___ Stored records

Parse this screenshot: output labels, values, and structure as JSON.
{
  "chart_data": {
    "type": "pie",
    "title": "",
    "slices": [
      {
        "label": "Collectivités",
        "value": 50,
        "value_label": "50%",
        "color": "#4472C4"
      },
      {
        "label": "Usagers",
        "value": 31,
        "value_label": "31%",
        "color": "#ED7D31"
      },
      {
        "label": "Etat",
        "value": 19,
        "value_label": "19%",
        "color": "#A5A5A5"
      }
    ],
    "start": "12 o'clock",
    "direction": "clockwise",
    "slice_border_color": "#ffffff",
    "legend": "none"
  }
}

______

**What needs to be done:** Go through the records and print each one exactly.

**Solution to this problem:**
Parse this screenshot: output labels, values, and structure as JSON.
{
  "chart_data": {
    "type": "pie",
    "title": "",
    "slices": [
      {
        "label": "Collectivités",
        "value": 50,
        "value_label": "50%",
        "color": "#4472C4"
      },
      {
        "label": "Usagers",
        "value": 31,
        "value_label": "31%",
        "color": "#ED7D31"
      },
      {
        "label": "Etat",
        "value": 19,
        "value_label": "19%",
        "color": "#A5A5A5"
      }
    ],
    "start": "12 o'clock",
    "direction": "clockwise",
    "slice_border_color": "#ffffff",
    "legend": "none"
  }
}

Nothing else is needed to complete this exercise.